◆ EXERCISE AIM ◆
For each line below that holds the word "Chinese", make a copy.

◆ RECORDS PROVIDED ◆
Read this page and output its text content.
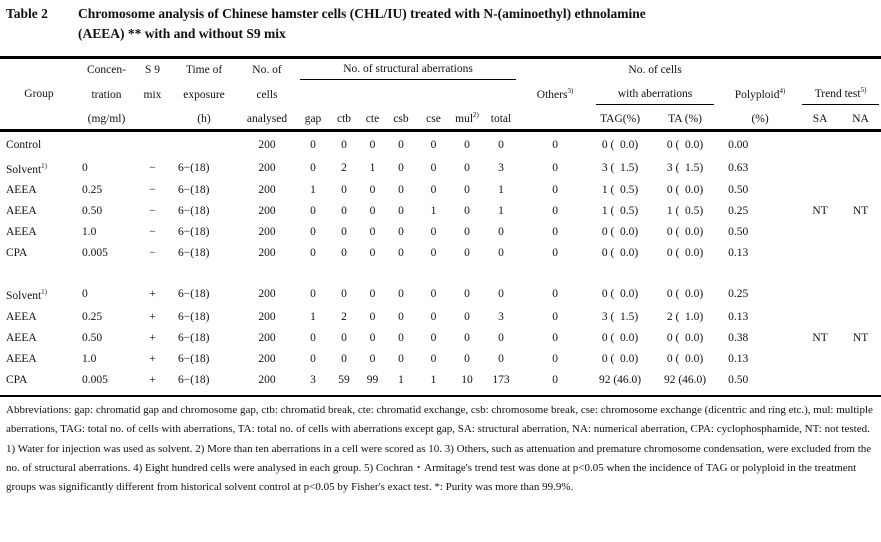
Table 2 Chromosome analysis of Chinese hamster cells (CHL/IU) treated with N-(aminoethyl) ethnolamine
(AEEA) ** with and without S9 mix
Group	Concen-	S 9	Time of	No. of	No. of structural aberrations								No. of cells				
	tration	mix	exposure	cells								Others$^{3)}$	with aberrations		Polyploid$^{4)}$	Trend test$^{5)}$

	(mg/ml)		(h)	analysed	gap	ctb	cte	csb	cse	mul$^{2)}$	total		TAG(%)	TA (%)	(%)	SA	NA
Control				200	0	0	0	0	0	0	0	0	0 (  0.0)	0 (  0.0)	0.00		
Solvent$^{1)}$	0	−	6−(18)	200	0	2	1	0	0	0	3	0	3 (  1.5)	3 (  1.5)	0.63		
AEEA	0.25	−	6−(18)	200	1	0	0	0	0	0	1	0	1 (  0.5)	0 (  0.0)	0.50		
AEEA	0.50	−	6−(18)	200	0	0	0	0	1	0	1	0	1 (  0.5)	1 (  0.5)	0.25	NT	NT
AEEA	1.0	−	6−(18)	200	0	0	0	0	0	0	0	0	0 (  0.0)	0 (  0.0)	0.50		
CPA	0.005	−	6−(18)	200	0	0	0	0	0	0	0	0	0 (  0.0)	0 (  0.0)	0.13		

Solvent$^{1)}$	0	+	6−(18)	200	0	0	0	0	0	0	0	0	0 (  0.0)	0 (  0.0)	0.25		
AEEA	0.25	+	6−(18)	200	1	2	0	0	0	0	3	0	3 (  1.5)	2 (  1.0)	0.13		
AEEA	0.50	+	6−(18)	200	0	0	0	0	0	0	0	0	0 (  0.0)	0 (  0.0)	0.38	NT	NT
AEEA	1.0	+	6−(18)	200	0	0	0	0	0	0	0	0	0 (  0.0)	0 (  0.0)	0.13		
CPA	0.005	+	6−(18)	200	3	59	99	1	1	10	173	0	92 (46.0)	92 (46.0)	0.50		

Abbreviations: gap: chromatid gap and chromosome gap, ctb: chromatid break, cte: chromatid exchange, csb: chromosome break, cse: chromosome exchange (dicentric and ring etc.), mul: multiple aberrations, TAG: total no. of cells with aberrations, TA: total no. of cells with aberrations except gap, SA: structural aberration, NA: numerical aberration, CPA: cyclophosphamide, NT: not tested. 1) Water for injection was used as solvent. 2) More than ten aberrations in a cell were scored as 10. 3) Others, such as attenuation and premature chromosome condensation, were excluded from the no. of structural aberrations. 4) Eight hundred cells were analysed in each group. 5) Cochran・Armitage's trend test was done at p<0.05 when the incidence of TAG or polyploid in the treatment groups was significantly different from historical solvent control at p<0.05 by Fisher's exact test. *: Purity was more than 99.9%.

--

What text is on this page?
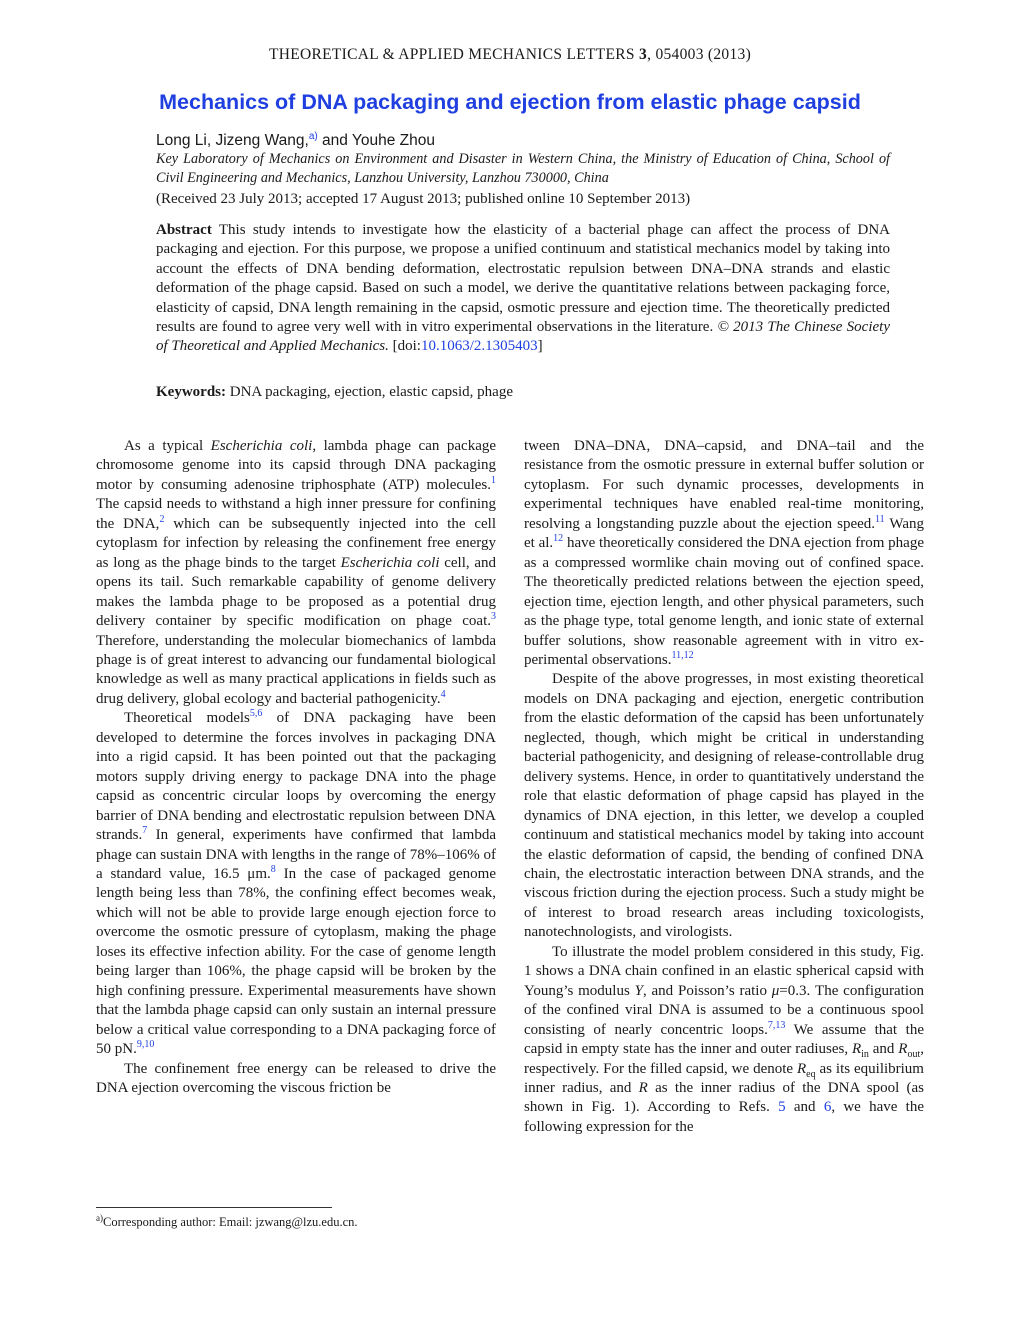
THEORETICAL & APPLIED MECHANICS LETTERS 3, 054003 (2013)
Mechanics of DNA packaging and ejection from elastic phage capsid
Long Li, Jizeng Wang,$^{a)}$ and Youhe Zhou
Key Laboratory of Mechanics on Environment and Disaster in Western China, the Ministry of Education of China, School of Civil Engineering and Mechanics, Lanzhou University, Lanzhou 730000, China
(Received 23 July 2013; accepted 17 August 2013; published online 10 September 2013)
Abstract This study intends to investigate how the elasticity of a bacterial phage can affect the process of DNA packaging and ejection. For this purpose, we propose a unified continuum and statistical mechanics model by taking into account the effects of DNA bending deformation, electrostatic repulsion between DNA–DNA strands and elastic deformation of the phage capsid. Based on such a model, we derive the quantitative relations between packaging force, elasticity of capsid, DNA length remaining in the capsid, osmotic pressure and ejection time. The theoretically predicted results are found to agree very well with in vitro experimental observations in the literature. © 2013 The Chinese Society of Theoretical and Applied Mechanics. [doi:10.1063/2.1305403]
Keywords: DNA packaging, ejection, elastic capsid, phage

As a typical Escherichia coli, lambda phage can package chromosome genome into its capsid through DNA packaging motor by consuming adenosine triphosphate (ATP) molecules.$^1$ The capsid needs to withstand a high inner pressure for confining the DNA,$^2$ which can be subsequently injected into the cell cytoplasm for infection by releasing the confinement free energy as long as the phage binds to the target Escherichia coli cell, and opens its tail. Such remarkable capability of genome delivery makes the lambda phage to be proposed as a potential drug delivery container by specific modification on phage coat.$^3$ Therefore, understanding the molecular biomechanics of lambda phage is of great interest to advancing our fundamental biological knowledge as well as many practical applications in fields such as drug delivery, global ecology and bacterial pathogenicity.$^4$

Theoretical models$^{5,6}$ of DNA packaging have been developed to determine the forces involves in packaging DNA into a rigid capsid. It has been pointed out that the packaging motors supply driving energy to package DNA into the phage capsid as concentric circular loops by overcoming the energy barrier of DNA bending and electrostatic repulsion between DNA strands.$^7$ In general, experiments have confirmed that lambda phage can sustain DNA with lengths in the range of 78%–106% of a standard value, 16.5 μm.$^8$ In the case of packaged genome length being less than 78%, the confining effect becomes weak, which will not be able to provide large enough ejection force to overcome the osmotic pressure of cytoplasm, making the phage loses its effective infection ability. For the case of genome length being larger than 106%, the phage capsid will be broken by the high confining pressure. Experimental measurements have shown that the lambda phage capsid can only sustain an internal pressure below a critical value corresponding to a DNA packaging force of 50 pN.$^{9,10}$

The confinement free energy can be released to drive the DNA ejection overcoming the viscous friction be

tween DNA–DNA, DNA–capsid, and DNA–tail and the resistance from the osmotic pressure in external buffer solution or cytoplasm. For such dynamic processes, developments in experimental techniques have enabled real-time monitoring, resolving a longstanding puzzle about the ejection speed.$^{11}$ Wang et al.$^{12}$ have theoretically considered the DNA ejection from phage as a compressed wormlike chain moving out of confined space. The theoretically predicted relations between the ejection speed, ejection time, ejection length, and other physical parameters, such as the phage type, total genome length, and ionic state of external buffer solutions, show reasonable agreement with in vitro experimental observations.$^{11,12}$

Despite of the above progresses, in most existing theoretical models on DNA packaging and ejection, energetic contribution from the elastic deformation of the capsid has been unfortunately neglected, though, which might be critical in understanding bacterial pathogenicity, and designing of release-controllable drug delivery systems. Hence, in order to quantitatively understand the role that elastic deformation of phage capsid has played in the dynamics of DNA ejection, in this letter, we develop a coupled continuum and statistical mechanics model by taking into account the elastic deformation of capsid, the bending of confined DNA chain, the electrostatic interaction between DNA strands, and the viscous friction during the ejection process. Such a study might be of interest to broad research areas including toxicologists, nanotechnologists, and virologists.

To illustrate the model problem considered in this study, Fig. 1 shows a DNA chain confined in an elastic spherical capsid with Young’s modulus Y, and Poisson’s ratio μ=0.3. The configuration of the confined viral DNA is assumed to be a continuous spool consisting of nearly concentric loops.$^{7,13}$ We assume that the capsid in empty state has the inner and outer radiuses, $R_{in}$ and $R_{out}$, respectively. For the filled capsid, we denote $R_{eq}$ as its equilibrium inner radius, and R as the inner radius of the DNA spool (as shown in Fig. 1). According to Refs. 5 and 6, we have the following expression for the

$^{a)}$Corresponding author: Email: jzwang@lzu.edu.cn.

==

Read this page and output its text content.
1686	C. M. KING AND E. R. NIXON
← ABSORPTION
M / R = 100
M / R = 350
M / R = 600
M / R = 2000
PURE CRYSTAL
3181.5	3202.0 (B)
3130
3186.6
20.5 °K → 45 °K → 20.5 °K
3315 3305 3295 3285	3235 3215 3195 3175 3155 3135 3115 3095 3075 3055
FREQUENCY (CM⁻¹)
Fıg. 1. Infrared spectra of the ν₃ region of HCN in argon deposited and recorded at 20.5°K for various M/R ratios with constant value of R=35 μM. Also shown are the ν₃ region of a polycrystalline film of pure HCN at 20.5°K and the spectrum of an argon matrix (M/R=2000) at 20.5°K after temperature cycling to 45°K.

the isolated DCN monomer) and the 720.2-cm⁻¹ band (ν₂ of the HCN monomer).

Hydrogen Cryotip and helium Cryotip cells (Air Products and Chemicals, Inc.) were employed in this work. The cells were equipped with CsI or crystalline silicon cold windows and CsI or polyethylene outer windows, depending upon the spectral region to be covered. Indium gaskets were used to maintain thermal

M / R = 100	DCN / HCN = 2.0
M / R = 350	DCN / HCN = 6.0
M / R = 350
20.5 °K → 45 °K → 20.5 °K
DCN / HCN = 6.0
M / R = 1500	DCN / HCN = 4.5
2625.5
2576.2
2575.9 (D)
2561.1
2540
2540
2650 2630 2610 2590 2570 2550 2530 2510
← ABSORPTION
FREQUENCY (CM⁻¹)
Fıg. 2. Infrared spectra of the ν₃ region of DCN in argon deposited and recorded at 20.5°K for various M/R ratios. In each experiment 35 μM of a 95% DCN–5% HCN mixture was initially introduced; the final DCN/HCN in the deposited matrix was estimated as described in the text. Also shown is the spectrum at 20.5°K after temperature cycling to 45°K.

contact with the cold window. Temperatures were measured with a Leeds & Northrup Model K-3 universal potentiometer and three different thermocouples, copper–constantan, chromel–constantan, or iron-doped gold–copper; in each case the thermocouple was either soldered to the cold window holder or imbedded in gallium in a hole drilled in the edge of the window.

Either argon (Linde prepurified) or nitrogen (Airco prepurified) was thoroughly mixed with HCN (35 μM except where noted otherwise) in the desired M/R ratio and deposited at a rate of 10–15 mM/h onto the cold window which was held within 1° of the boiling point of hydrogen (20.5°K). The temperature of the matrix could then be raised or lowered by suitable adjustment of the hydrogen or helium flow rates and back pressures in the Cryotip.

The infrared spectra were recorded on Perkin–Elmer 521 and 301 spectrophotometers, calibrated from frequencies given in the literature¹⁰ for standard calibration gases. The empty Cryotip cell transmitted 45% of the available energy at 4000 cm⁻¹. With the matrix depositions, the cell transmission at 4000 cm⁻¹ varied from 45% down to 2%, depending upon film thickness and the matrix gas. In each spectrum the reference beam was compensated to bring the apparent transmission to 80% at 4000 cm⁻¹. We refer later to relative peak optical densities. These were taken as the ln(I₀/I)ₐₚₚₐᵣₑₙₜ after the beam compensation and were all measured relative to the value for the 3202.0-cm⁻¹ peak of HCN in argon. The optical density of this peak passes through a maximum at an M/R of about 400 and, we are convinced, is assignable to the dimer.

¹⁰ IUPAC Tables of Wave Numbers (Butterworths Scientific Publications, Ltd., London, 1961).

◆ OUTPUT FOR THIS TASK ◆
Table 2 Chromosome analysis of Chinese hamster cells (CHL/IU) treated with N-(aminoethyl) ethnolamine
Abstract This study intends to investigate how the elasticity of a bacterial phage can affect the process of DNA packaging and ejection. For this purpose, we propose a unified continuum and statistical mechanics model by taking into account the effects of DNA bending deformation, electrostatic repulsion between DNA–DNA strands and elastic deformation of the phage capsid. Based on such a model, we derive the quantitative relations between packaging force, elasticity of capsid, DNA length remaining in the capsid, osmotic pressure and ejection time. The theoretically predicted results are found to agree very well with in vitro experimental observations in the literature. © 2013 The Chinese Society of Theoretical and Applied Mechanics. [doi:10.1063/2.1305403]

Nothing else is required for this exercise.